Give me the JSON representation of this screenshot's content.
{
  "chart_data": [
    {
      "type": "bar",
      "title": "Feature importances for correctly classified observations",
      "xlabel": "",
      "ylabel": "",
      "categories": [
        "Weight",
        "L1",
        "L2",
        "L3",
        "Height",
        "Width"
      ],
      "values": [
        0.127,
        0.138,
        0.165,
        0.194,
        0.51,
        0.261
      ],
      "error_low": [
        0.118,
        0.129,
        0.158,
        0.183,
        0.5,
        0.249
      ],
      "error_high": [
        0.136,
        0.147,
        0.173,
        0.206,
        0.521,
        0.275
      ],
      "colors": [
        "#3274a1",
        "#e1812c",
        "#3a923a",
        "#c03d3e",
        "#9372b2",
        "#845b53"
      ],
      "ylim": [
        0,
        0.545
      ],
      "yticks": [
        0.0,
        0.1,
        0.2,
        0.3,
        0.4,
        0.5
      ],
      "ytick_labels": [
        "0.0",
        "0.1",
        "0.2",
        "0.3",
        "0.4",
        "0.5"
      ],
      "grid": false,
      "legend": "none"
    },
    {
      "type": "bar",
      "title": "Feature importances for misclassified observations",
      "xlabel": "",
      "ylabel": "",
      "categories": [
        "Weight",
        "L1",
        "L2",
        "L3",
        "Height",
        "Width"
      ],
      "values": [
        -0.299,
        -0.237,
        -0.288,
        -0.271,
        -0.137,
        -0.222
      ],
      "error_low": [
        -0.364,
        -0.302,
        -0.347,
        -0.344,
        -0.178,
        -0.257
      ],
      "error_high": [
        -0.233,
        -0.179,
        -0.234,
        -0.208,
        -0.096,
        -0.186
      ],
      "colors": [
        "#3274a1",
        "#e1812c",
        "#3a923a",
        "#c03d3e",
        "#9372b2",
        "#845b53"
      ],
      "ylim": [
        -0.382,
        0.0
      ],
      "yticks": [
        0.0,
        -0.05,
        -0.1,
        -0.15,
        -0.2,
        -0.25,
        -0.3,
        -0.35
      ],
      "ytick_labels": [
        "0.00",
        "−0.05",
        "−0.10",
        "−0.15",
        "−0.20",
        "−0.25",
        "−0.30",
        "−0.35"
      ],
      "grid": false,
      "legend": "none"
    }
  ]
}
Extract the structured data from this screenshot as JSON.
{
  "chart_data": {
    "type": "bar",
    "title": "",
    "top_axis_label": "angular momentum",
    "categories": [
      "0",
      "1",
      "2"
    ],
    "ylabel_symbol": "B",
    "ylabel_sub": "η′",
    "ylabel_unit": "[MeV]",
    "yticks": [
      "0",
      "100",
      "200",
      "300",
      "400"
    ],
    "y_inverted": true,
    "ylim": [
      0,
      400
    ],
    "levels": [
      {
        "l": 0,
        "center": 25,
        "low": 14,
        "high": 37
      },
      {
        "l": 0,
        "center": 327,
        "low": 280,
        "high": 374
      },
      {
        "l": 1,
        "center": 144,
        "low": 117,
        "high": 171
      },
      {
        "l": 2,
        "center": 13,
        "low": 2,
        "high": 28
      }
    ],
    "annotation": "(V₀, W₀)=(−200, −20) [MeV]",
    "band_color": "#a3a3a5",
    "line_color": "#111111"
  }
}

^^^^^^^^^^^^^^^^

→ REQUIRED WORK
Copy out the lines that hold "this".

→ COMPLETE ANSWER
Give me the JSON representation of this screenshot's content.
Extract the structured data from this screenshot as JSON.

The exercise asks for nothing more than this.